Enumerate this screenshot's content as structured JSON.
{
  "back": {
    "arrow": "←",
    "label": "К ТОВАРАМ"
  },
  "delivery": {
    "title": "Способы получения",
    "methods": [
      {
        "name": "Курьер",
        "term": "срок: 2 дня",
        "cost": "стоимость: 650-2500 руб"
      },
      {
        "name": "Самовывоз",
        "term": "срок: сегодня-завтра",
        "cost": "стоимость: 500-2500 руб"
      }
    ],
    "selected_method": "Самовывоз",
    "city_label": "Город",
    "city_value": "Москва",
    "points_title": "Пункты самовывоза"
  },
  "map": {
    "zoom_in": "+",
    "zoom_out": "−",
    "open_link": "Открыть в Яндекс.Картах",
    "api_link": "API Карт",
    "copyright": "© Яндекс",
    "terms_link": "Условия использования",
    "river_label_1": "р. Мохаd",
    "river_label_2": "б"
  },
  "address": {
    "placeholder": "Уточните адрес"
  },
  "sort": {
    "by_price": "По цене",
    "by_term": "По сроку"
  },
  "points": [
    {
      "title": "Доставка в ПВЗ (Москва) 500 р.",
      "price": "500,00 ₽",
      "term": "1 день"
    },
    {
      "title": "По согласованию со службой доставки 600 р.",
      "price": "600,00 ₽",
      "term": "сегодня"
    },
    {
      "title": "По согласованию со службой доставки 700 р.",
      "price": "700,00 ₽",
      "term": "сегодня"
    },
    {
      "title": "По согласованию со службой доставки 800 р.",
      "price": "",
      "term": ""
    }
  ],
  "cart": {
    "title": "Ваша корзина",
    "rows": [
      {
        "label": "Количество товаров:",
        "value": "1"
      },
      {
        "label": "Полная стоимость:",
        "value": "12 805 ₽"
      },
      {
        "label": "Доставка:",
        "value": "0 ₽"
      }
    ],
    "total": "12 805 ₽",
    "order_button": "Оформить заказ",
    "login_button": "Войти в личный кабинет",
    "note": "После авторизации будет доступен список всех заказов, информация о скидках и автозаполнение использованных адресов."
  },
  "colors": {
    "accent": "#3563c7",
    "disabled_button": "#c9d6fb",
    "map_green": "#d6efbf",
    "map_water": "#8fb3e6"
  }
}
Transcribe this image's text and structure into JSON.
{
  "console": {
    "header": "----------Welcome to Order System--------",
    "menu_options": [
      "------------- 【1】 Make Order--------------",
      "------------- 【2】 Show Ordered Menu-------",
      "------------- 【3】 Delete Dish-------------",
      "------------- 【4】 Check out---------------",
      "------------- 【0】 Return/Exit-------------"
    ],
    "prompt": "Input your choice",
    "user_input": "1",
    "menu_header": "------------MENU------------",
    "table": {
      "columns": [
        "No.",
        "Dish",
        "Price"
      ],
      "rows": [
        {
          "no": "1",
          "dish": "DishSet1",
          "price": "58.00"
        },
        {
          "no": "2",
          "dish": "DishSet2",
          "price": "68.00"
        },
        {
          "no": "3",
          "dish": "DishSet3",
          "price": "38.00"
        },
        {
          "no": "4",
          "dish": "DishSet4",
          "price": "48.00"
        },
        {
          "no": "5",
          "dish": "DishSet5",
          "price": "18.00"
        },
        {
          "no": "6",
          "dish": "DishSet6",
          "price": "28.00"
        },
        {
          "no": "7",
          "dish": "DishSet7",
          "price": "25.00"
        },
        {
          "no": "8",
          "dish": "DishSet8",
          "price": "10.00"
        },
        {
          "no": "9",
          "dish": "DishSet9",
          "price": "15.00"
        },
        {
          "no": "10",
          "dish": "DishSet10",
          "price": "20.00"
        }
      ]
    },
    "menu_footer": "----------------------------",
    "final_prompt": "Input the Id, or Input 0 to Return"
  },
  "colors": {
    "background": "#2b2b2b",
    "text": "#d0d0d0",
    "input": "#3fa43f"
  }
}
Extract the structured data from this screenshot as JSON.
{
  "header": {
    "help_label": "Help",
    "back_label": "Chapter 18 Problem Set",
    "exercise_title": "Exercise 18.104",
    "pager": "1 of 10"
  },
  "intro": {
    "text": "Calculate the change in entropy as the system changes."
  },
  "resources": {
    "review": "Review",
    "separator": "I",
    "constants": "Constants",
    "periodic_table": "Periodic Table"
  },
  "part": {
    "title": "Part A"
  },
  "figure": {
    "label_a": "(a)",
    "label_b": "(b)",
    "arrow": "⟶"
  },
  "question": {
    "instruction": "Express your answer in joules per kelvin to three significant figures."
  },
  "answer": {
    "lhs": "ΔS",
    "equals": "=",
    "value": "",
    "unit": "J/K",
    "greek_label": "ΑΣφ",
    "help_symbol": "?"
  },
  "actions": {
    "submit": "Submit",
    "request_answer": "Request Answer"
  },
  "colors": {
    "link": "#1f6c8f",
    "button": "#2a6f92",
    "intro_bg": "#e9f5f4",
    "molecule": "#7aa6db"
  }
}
# # # # #
* **Task requirements**: Only the number is wanted: how many lines contain the string "стоимость"?

* **Problem solution**: 3